» **GIVEN EXERCISE**
Each entry that follows must be output without any deviation.

» **DATA TO PROCESS**
* * * * *

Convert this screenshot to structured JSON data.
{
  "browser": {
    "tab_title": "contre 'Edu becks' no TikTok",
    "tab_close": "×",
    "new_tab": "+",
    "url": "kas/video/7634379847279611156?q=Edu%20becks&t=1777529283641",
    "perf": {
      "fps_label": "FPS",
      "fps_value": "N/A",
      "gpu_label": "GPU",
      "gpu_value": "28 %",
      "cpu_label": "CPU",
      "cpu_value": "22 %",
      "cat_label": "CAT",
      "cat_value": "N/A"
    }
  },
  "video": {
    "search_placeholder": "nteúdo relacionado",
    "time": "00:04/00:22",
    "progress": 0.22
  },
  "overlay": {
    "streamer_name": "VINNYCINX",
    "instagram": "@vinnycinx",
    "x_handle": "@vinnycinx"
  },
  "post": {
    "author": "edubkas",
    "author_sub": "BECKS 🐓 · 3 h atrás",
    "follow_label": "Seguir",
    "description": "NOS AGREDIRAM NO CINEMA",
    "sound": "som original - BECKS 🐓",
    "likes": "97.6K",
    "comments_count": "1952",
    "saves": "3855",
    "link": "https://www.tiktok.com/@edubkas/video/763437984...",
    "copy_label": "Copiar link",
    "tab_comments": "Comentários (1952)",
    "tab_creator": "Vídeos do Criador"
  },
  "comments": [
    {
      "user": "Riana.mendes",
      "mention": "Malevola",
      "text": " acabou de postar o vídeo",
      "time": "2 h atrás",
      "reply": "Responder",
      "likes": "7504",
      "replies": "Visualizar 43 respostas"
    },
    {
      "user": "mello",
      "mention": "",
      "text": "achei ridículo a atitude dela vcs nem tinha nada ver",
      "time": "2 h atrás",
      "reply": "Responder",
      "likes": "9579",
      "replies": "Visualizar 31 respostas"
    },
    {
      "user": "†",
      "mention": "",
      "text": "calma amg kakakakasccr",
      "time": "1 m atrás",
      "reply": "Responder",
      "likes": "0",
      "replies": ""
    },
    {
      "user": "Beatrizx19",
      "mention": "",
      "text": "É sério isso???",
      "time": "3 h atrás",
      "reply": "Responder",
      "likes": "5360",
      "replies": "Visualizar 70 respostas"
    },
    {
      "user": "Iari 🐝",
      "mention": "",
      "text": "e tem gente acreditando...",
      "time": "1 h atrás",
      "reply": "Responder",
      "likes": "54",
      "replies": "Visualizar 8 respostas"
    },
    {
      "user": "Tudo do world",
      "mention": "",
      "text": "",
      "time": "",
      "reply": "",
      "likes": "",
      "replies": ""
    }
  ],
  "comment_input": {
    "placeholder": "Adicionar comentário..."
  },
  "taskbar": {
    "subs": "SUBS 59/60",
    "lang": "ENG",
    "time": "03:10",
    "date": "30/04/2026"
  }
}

* * * * *

» **CORRECT RESULT**
Convert this screenshot to structured JSON data.
{
  "browser": {
    "tab_title": "contre 'Edu becks' no TikTok",
    "tab_close": "×",
    "new_tab": "+",
    "url": "kas/video/7634379847279611156?q=Edu%20becks&t=1777529283641",
    "perf": {
      "fps_label": "FPS",
      "fps_value": "N/A",
      "gpu_label": "GPU",
      "gpu_value": "28 %",
      "cpu_label": "CPU",
      "cpu_value": "22 %",
      "cat_label": "CAT",
      "cat_value": "N/A"
    }
  },
  "video": {
    "search_placeholder": "nteúdo relacionado",
    "time": "00:04/00:22",
    "progress": 0.22
  },
  "overlay": {
    "streamer_name": "VINNYCINX",
    "instagram": "@vinnycinx",
    "x_handle": "@vinnycinx"
  },
  "post": {
    "author": "edubkas",
    "author_sub": "BECKS 🐓 · 3 h atrás",
    "follow_label": "Seguir",
    "description": "NOS AGREDIRAM NO CINEMA",
    "sound": "som original - BECKS 🐓",
    "likes": "97.6K",
    "comments_count": "1952",
    "saves": "3855",
    "link": "https://www.tiktok.com/@edubkas/video/763437984...",
    "copy_label": "Copiar link",
    "tab_comments": "Comentários (1952)",
    "tab_creator": "Vídeos do Criador"
  },
  "comments": [
    {
      "user": "Riana.mendes",
      "mention": "Malevola",
      "text": " acabou de postar o vídeo",
      "time": "2 h atrás",
      "reply": "Responder",
      "likes": "7504",
      "replies": "Visualizar 43 respostas"
    },
    {
      "user": "mello",
      "mention": "",
      "text": "achei ridículo a atitude dela vcs nem tinha nada ver",
      "time": "2 h atrás",
      "reply": "Responder",
      "likes": "9579",
      "replies": "Visualizar 31 respostas"
    },
    {
      "user": "†",
      "mention": "",
      "text": "calma amg kakakakasccr",
      "time": "1 m atrás",
      "reply": "Responder",
      "likes": "0",
      "replies": ""
    },
    {
      "user": "Beatrizx19",
      "mention": "",
      "text": "É sério isso???",
      "time": "3 h atrás",
      "reply": "Responder",
      "likes": "5360",
      "replies": "Visualizar 70 respostas"
    },
    {
      "user": "Iari 🐝",
      "mention": "",
      "text": "e tem gente acreditando...",
      "time": "1 h atrás",
      "reply": "Responder",
      "likes": "54",
      "replies": "Visualizar 8 respostas"
    },
    {
      "user": "Tudo do world",
      "mention": "",
      "text": "",
      "time": "",
      "reply": "",
      "likes": "",
      "replies": ""
    }
  ],
  "comment_input": {
    "placeholder": "Adicionar comentário..."
  },
  "taskbar": {
    "subs": "SUBS 59/60",
    "lang": "ENG",
    "time": "03:10",
    "date": "30/04/2026"
  }
}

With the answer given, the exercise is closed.